• Work to complete:
Only a number is expected here: the count of lines in the data that contain "유전자의".

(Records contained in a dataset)
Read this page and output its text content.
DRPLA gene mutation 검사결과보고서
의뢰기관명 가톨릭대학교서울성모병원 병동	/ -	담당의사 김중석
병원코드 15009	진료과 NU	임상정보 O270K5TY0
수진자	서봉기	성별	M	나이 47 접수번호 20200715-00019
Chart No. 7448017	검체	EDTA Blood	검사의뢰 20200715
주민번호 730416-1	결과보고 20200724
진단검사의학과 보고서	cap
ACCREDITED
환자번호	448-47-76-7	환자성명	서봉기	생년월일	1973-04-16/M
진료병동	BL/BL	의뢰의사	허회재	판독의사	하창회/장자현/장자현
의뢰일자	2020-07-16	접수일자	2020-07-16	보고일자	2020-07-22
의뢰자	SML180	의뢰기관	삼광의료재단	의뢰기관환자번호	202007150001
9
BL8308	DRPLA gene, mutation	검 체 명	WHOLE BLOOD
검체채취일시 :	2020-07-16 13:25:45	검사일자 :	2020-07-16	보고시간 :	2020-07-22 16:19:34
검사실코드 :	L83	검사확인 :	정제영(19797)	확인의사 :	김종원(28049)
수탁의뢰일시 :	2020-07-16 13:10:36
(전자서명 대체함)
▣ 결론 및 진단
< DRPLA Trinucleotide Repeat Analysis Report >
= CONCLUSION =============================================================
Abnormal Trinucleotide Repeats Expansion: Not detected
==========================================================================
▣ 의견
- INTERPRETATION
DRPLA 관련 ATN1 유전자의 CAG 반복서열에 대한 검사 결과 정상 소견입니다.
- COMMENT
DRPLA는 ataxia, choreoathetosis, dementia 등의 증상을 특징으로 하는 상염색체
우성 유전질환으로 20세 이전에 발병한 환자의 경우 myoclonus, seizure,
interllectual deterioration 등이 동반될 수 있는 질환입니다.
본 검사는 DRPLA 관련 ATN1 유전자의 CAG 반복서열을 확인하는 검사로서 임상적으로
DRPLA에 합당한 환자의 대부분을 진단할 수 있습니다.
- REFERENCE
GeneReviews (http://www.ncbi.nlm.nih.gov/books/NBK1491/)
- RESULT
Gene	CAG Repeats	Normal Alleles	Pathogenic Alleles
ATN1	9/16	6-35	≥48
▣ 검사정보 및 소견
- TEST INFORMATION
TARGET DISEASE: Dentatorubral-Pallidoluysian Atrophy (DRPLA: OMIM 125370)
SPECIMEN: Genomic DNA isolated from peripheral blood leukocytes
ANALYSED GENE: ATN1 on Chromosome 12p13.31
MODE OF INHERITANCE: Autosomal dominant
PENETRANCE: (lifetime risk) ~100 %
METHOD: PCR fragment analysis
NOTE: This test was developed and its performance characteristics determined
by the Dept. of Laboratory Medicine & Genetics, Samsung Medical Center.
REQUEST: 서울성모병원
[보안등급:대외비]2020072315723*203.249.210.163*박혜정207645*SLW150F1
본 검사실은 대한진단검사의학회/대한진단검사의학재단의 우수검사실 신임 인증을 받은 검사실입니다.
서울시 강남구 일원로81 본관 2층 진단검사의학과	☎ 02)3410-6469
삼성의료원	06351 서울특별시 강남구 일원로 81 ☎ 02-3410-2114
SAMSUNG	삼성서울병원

• Task answer:
2